- Figure collection entries
=======

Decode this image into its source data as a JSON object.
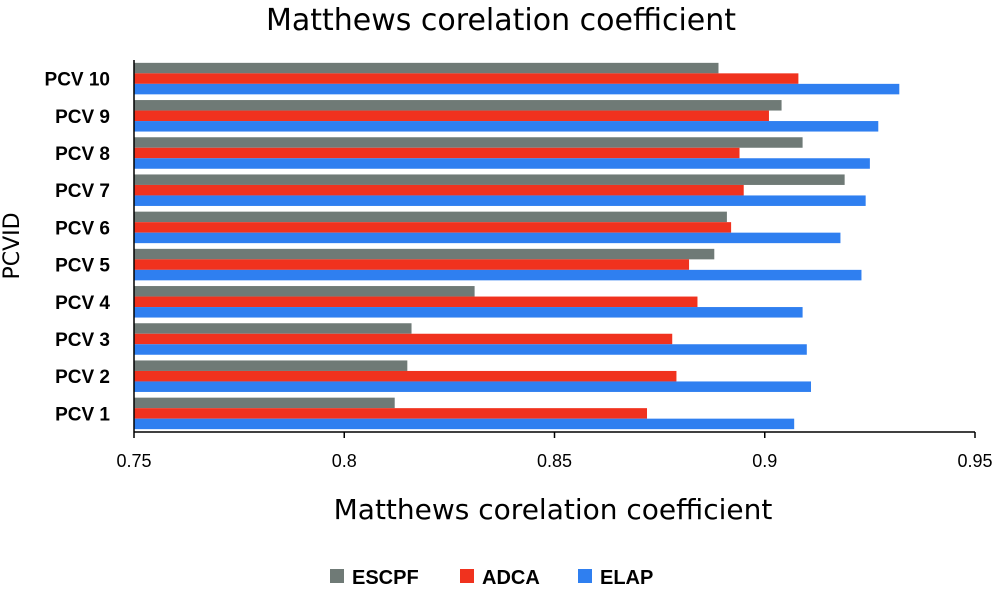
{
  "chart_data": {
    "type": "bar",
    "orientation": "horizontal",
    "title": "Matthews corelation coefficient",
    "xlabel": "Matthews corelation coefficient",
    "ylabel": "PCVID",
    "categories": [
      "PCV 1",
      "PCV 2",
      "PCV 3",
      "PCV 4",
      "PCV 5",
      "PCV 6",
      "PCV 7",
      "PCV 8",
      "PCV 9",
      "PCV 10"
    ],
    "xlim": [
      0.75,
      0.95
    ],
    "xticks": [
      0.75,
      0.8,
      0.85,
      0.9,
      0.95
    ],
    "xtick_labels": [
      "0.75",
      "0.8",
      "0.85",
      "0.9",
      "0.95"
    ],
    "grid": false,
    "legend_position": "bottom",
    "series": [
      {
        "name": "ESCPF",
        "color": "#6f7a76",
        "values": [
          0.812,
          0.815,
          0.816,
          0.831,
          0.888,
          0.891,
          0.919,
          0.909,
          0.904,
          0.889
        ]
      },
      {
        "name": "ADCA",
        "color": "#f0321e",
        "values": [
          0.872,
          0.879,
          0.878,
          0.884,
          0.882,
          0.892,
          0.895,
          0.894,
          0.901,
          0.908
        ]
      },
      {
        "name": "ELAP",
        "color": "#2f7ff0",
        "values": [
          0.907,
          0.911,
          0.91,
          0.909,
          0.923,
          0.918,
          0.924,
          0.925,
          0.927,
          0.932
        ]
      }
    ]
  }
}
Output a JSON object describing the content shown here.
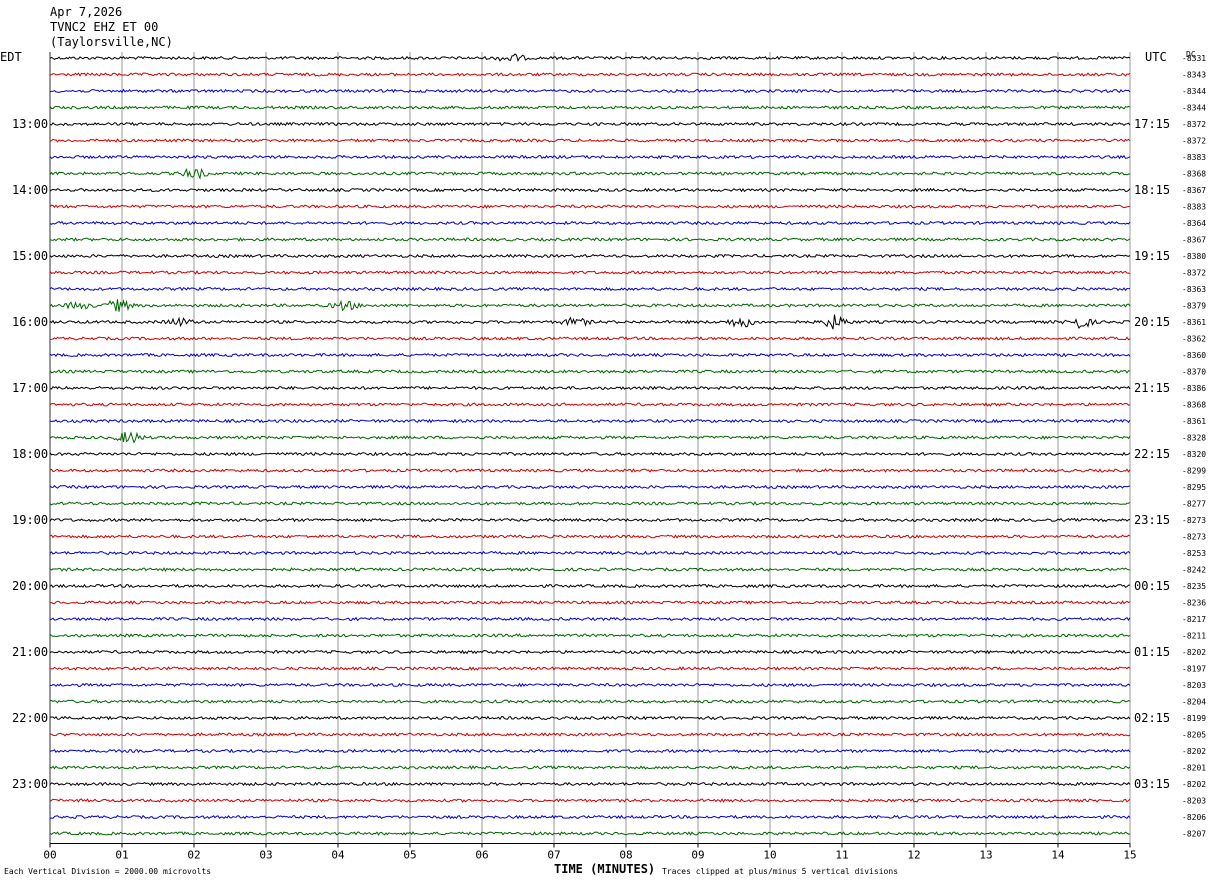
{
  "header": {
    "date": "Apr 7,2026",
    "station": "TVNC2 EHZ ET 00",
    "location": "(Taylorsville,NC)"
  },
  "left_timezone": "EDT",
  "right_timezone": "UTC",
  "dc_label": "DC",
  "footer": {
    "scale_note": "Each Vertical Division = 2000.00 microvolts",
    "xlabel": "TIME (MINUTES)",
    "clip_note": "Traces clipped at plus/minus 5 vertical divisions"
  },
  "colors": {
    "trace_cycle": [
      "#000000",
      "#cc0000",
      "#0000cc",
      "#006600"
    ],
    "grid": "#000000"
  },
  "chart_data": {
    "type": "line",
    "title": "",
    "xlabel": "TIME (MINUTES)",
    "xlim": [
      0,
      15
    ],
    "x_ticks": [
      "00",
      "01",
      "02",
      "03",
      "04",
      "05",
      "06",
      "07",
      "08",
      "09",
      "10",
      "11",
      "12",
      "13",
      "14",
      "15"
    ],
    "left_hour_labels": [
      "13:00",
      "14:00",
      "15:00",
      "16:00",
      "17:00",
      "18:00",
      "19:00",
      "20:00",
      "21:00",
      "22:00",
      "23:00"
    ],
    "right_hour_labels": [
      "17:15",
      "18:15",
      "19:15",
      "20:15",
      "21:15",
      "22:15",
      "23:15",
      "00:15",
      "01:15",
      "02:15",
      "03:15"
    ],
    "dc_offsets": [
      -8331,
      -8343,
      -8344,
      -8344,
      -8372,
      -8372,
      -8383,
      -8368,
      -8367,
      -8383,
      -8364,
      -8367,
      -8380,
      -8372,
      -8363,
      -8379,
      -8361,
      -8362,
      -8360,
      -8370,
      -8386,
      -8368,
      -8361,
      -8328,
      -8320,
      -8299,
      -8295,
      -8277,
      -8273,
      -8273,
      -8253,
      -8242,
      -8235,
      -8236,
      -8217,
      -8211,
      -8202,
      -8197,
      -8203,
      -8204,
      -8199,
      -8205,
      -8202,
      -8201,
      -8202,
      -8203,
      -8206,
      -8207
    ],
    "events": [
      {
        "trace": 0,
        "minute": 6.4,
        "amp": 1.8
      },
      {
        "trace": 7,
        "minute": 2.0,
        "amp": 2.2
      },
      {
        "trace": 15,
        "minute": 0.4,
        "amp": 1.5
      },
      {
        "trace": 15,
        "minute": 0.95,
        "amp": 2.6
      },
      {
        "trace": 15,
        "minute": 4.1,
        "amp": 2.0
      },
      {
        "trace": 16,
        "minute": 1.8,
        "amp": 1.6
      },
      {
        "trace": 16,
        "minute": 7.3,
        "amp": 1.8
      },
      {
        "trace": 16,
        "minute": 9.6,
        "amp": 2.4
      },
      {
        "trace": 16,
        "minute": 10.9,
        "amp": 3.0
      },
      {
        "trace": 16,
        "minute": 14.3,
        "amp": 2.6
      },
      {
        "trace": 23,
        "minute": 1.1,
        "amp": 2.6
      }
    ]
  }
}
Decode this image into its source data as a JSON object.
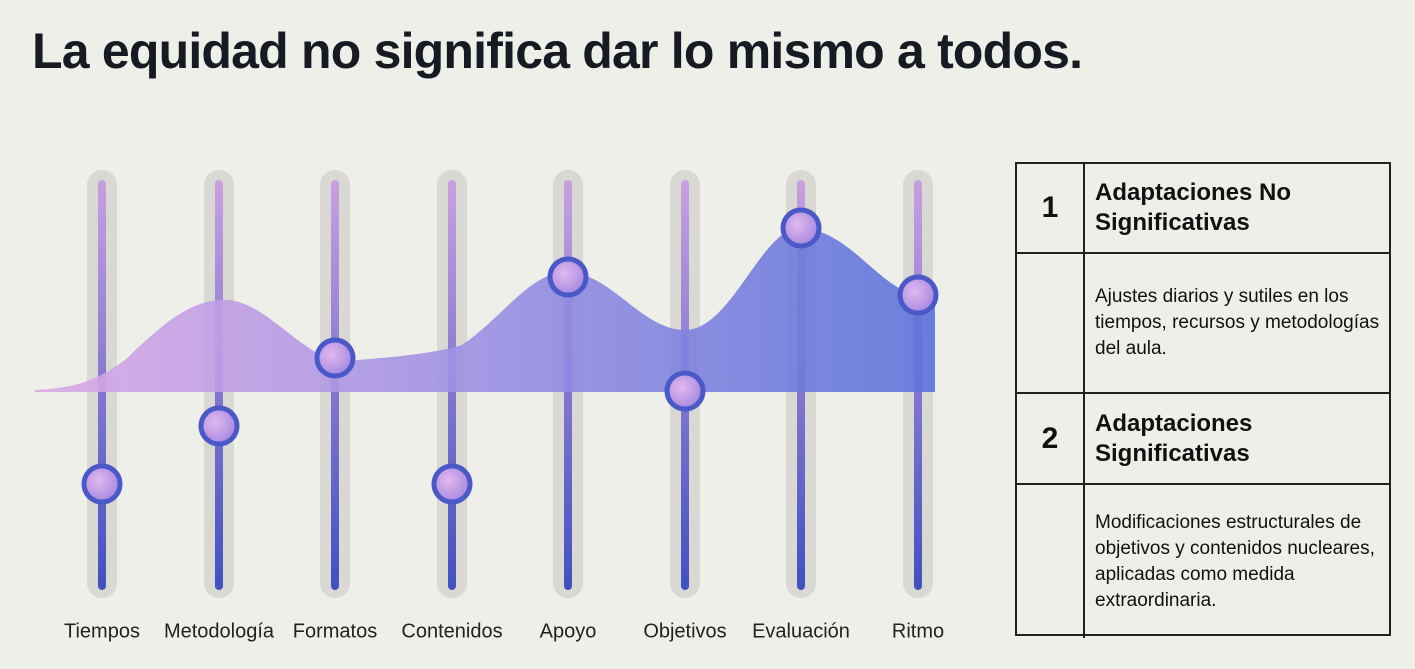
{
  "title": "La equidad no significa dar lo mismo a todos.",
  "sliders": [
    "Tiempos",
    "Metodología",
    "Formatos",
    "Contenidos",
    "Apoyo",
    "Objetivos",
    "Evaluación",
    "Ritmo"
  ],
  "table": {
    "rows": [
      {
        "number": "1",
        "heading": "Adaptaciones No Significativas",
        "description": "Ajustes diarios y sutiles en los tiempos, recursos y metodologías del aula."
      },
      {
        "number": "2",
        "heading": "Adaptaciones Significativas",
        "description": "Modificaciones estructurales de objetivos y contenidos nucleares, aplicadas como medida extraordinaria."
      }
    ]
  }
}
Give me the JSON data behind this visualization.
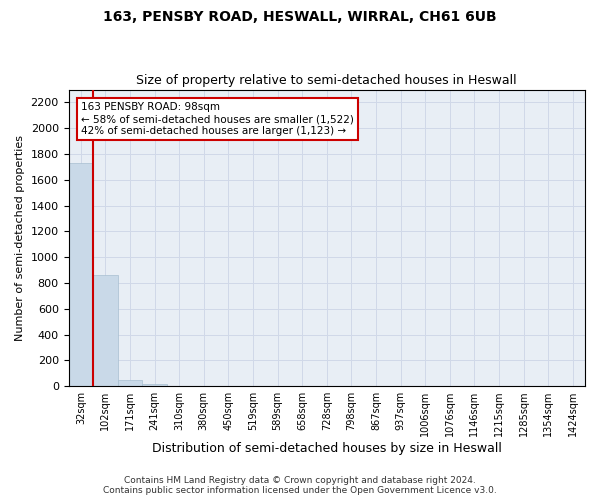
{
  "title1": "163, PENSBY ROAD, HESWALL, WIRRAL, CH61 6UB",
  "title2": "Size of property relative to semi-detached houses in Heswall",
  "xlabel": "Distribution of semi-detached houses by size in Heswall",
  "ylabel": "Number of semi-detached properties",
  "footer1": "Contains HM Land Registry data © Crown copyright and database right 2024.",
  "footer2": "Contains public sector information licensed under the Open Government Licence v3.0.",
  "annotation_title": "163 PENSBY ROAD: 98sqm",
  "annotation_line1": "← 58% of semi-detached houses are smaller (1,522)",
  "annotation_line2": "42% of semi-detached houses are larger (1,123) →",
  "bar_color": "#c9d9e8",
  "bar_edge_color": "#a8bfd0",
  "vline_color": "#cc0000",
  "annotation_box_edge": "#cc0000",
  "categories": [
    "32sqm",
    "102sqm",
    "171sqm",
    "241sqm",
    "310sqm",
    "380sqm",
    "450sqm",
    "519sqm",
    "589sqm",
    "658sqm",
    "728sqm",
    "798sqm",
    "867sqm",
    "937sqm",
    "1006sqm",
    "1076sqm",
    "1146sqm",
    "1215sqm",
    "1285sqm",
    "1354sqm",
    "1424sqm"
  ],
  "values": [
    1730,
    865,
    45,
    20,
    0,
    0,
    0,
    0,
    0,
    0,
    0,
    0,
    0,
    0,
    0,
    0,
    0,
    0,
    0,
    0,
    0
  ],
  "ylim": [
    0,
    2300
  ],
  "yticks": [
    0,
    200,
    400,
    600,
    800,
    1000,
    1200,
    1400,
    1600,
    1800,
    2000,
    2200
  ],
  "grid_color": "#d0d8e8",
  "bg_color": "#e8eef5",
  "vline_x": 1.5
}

=======

- JOB
Write the number of lines containing the word "PENSBY" and nothing besides it.

- CORRECT OUTPUT
2